» Given instruction
In the records below, locate the line containing "Output the text content of this document.", then output that line and all later lines exactly, through the last one.

-- Begin The records --

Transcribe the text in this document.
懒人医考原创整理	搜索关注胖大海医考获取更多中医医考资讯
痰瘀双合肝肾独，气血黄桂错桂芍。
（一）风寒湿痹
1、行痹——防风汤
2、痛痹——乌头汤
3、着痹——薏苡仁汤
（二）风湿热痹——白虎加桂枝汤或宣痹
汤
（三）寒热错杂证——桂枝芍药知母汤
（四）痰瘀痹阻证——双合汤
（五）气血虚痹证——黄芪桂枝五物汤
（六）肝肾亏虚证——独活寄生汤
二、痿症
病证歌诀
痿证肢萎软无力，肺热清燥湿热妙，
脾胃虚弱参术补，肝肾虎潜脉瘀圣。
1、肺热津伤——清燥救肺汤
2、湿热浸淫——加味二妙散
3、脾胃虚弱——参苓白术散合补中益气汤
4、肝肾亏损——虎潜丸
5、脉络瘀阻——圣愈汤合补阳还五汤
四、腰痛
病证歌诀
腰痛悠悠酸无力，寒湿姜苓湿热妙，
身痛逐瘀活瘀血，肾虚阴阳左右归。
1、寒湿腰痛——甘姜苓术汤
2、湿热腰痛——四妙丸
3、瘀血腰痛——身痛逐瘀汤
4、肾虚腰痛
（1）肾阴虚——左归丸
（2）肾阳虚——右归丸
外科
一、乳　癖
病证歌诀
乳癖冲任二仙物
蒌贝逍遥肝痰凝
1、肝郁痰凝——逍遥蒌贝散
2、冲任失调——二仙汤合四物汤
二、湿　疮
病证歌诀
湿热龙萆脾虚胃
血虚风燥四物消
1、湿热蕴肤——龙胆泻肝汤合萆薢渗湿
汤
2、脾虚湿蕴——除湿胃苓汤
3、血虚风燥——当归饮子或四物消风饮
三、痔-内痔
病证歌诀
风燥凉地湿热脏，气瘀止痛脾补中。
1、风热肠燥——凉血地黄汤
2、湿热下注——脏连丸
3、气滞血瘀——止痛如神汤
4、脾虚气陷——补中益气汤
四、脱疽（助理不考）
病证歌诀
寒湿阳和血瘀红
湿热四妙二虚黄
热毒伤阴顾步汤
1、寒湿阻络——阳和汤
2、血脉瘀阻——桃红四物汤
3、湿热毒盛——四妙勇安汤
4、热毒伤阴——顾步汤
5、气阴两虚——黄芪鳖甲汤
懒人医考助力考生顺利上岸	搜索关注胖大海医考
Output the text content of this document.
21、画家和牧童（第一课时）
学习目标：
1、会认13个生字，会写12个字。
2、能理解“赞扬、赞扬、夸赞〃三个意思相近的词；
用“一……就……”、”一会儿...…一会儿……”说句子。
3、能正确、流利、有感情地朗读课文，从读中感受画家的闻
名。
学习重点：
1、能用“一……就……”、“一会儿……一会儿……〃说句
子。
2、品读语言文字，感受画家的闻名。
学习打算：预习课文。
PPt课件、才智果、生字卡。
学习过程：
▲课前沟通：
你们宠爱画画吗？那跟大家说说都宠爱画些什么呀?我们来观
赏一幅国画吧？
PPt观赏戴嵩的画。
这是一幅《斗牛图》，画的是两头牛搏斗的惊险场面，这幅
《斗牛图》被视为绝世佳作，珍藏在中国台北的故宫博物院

-- End The records --

» Problem solution
Output the text content of this document.
21、画家和牧童（第一课时）
学习目标：
1、会认13个生字，会写12个字。
2、能理解“赞扬、赞扬、夸赞〃三个意思相近的词；
用“一……就……”、”一会儿...…一会儿……”说句子。
3、能正确、流利、有感情地朗读课文，从读中感受画家的闻
名。
学习重点：
1、能用“一……就……”、“一会儿……一会儿……〃说句
子。
2、品读语言文字，感受画家的闻名。
学习打算：预习课文。
PPt课件、才智果、生字卡。
学习过程：
▲课前沟通：
你们宠爱画画吗？那跟大家说说都宠爱画些什么呀?我们来观
赏一幅国画吧？
PPt观赏戴嵩的画。
这是一幅《斗牛图》，画的是两头牛搏斗的惊险场面，这幅
《斗牛图》被视为绝世佳作，珍藏在中国台北的故宫博物院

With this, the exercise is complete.